YOUR INSTRUCTIONS
Each line containing the word "Polskiego" must be collected.

ENTRIES SUPPLIED
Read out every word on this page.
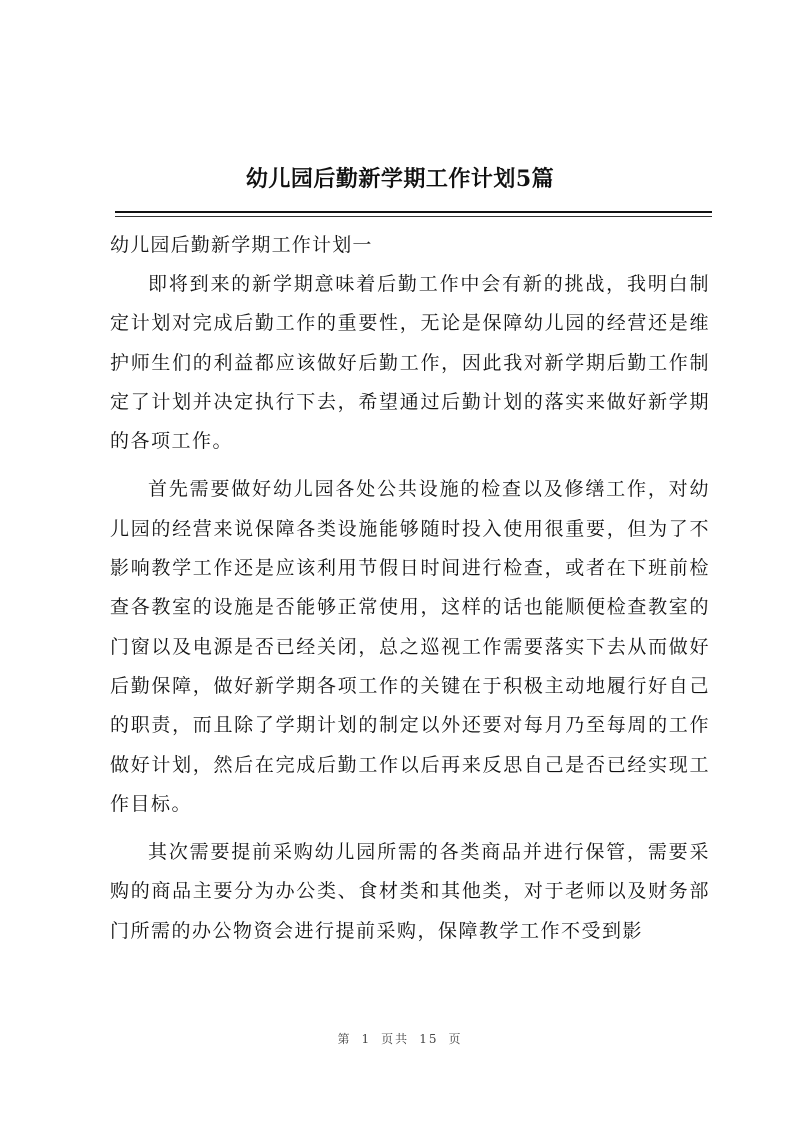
幼儿园后勤新学期工作计划5篇

幼儿园后勤新学期工作计划一

即将到来的新学期意味着后勤工作中会有新的挑战，我明白制定计划对完成后勤工作的重要性，无论是保障幼儿园的经营还是维护师生们的利益都应该做好后勤工作，因此我对新学期后勤工作制定了计划并决定执行下去，希望通过后勤计划的落实来做好新学期的各项工作。

首先需要做好幼儿园各处公共设施的检查以及修缮工作，对幼儿园的经营来说保障各类设施能够随时投入使用很重要，但为了不影响教学工作还是应该利用节假日时间进行检查，或者在下班前检查各教室的设施是否能够正常使用，这样的话也能顺便检查教室的门窗以及电源是否已经关闭，总之巡视工作需要落实下去从而做好后勤保障，做好新学期各项工作的关键在于积极主动地履行好自己的职责，而且除了学期计划的制定以外还要对每月乃至每周的工作做好计划，然后在完成后勤工作以后再来反思自己是否已经实现工作目标。

其次需要提前采购幼儿园所需的各类商品并进行保管，需要采购的商品主要分为办公类、食材类和其他类，对于老师以及财务部门所需的办公物资会进行提前采购，保障教学工作不受到影

第 1 页共 15 页
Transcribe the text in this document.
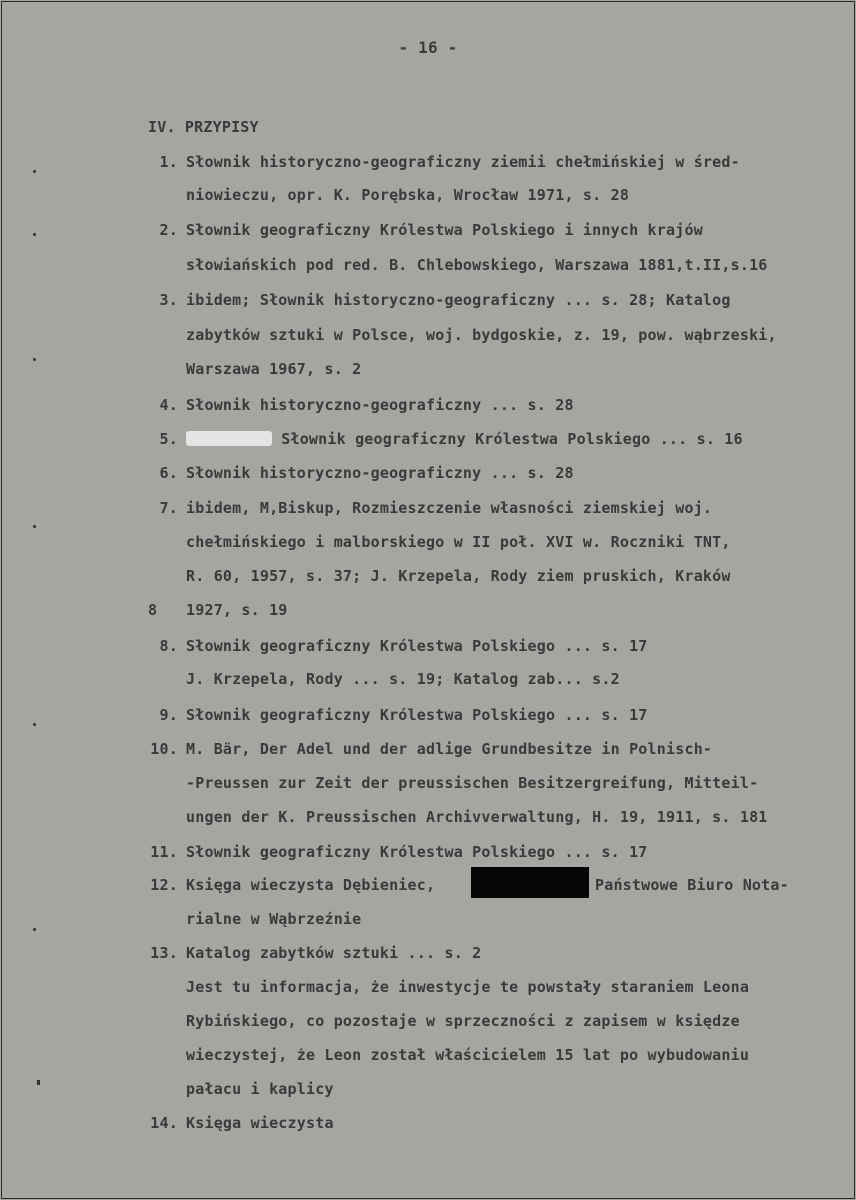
- 16 -
IV. PRZYPISY
1. Słownik historyczno-geograficzny ziemii chełmińskiej w śred-
niowieczu, opr. K. Porębska, Wrocław 1971, s. 28
2. Słownik geograficzny Królestwa Polskiego i innych krajów
słowiańskich pod red. B. Chlebowskiego, Warszawa 1881,t.II,s.16
3. ibidem; Słownik historyczno-geograficzny ... s. 28; Katalog
zabytków sztuki w Polsce, woj. bydgoskie, z. 19, pow. wąbrzeski,
Warszawa 1967, s. 2
4. Słownik historyczno-geograficzny ... s. 28
5.	Słownik geograficzny Królestwa Polskiego ... s. 16
6. Słownik historyczno-geograficzny ... s. 28
7. ibidem, M,Biskup, Rozmieszczenie własności ziemskiej woj.
chełmińskiego i malborskiego w II poł. XVI w. Roczniki TNT,
R. 60, 1957, s. 37; J. Krzepela, Rody ziem pruskich, Kraków
1927, s. 19
8. Słownik geograficzny Królestwa Polskiego ... s. 17
J. Krzepela, Rody ... s. 19; Katalog zab... s.2
9. Słownik geograficzny Królestwa Polskiego ... s. 17
10. M. Bär, Der Adel und der adlige Grundbesitze in Polnisch-
-Preussen zur Zeit der preussischen Besitzergreifung, Mitteil-
ungen der K. Preussischen Archivverwaltung, H. 19, 1911, s. 181
11. Słownik geograficzny Królestwa Polskiego ... s. 17
12. Księga wieczysta Dębieniec,	Państwowe Biuro Nota-
rialne w Wąbrzeźnie
13. Katalog zabytków sztuki ... s. 2
Jest tu informacja, że inwestycje te powstały staraniem Leona
Rybińskiego, co pozostaje w sprzeczności z zapisem w księdze
wieczystej, że Leon został właścicielem 15 lat po wybudowaniu
pałacu i kaplicy
14. Księga wieczysta
8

RESPONSE FOR THIS EXERCISE
2. Słownik geograficzny Królestwa Polskiego i innych krajów
5.	Słownik geograficzny Królestwa Polskiego ... s. 16
8. Słownik geograficzny Królestwa Polskiego ... s. 17
9. Słownik geograficzny Królestwa Polskiego ... s. 17
11. Słownik geograficzny Królestwa Polskiego ... s. 17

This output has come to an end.